Directions:
(A) According to the Pulpie Orange Small page, how much faster than Dripper does the model run on an L4 GPU?
(B) Reproduce the Pulpie Orange Small page from "210M-parameter encoder ·" up to and including "than autoregressive extractors.".
── Document excerpt ──
Pulpie Orange

Pulpie Orange Small

Pareto-optimal main-content extraction from HTML.
210M-parameter encoder · 0.862 ROUGE-5 F1 on WebMainBench · the recommended, default Pulpie model.

GitHub · Blog · PyPI


Pulpie Orange Small extracts the main content from raw HTML, stripping navigation, ads, sidebars, and footers. It is an encoder that labels every HTML block as content or boilerplate in a single forward pass, so it approaches state-of-the-art extraction quality while running far faster and cheaper than autoregressive extractors.

At 210M parameters it matches Dripper (0.6B) in quality on WebMainBench (0.862 vs 0.864) while running 20x faster on an L4 GPU. It has the best size-to-quality ratio in the Pulpie family and is the recommended model for production.

Usage

The easiest way to use this model is through the pulpie package, which handles HTML simplification, chunking, classification, and reconstruction:

pip install pulpie
from pulpie import Extractor

extractor = Extractor()               # defaults to pulpie-orange-small
result = extractor.extract(html)
───
── Data entries ──
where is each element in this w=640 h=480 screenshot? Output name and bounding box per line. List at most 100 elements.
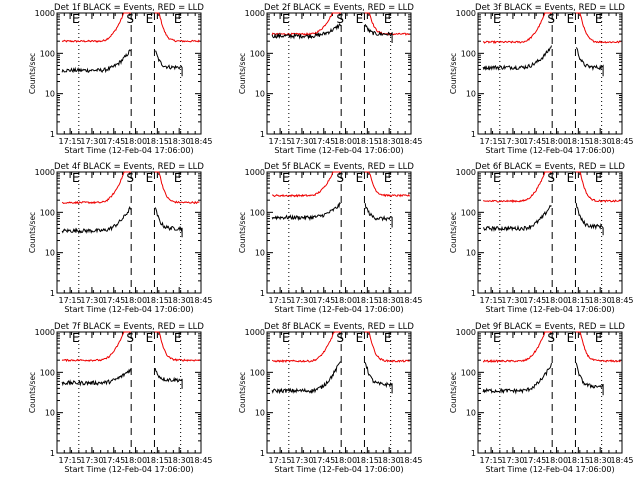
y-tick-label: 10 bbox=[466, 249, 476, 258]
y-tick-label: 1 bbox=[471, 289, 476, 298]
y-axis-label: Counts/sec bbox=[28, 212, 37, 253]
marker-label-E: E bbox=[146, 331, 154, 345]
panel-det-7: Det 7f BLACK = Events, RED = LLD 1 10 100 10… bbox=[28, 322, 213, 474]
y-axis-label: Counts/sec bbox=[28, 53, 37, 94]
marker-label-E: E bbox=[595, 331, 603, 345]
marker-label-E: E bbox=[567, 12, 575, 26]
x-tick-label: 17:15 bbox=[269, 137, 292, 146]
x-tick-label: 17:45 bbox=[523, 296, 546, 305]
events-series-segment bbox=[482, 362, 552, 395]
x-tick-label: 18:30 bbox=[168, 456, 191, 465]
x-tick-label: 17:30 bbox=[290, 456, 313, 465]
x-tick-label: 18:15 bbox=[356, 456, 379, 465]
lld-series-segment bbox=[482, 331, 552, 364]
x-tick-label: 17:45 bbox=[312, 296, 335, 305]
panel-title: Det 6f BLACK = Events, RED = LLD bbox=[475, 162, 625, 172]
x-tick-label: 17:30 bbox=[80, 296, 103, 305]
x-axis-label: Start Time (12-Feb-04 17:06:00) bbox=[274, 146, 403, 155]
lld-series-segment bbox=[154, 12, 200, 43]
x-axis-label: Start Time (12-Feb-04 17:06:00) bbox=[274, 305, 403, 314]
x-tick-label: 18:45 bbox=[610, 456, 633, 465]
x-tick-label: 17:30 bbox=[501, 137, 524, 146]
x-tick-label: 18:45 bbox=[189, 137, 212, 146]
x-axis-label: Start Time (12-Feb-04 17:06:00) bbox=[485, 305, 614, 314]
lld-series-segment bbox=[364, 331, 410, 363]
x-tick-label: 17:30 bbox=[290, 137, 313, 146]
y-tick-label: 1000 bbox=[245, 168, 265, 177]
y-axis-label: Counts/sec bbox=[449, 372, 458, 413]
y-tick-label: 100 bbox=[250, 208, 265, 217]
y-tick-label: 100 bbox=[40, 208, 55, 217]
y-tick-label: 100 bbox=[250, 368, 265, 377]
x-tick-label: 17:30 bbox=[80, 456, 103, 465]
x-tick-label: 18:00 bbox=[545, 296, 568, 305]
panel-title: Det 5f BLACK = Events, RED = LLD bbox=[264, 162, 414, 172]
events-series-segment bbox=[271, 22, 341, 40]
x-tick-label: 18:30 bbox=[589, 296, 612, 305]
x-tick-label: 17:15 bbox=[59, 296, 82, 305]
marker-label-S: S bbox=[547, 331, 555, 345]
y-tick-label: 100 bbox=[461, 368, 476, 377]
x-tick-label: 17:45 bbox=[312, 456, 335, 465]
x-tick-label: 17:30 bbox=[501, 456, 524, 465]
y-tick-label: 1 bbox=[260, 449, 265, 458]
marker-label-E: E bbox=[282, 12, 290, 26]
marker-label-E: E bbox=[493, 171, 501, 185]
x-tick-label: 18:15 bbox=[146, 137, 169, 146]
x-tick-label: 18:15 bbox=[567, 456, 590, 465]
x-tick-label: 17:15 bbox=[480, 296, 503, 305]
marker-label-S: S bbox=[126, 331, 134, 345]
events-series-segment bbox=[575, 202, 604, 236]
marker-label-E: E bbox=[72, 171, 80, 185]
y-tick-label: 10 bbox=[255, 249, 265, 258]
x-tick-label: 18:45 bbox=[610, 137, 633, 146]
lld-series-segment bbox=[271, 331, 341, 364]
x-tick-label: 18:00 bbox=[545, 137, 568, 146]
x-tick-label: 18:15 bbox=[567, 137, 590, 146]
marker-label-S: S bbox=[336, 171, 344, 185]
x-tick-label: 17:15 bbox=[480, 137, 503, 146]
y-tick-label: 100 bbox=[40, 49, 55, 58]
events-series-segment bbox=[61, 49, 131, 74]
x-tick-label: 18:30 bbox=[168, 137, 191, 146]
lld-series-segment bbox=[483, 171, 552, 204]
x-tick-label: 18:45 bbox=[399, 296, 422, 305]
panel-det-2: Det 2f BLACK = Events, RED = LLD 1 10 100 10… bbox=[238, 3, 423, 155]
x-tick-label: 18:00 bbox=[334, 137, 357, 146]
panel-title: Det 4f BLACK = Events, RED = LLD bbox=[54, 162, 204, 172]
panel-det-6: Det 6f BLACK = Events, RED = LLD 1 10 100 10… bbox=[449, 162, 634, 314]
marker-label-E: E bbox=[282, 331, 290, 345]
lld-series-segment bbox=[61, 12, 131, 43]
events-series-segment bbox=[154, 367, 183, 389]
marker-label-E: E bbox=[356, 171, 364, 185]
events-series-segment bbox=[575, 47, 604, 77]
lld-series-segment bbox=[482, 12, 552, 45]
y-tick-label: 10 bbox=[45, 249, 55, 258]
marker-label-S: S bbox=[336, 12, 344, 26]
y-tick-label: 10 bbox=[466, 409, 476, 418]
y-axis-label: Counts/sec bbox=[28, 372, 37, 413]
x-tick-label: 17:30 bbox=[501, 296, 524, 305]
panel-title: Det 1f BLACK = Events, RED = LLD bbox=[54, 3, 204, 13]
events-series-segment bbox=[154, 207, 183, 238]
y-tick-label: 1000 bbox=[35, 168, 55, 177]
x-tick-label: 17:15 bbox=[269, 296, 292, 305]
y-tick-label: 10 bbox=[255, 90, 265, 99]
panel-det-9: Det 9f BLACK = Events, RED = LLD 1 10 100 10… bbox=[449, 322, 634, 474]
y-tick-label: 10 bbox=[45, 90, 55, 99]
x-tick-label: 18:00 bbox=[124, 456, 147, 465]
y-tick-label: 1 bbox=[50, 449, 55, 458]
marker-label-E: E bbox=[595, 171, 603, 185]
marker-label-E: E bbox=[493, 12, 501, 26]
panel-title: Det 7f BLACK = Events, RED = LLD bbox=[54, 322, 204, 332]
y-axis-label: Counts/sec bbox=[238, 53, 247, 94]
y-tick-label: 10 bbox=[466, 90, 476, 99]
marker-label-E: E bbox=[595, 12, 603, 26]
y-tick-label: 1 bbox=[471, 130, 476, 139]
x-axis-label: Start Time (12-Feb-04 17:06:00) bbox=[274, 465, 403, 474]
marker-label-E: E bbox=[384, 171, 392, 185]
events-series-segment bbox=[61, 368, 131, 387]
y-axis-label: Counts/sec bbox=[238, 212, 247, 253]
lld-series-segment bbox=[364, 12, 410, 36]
───
── Data entries ──
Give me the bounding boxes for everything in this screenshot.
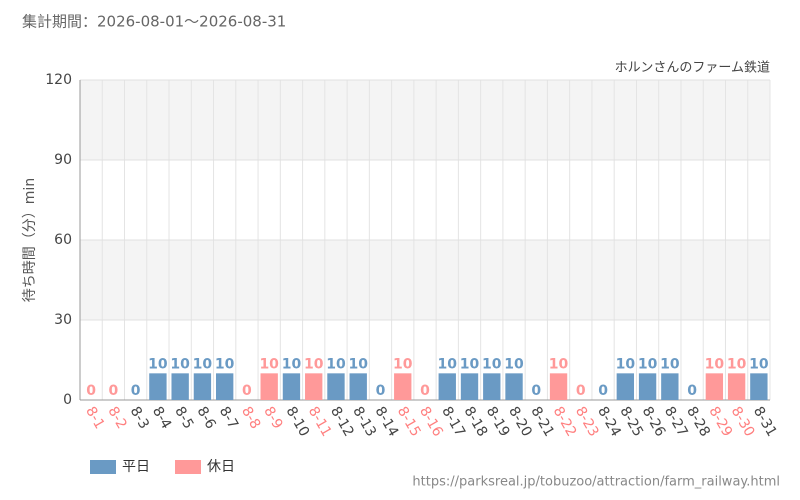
───
Solutions to each task:
(A) 20x faster.

(B)
210M-parameter encoder · 0.862 ROUGE-5 F1 on WebMainBench · the recommended, default Pulpie model.

GitHub · Blog · PyPI


Pulpie Orange Small extracts the main content from raw HTML, stripping navigation, ads, sidebars, and footers. It is an encoder that labels every HTML block as content or boilerplate in a single forward pass, so it approaches state-of-the-art extraction quality while running far faster and cheaper than autoregressive extractors.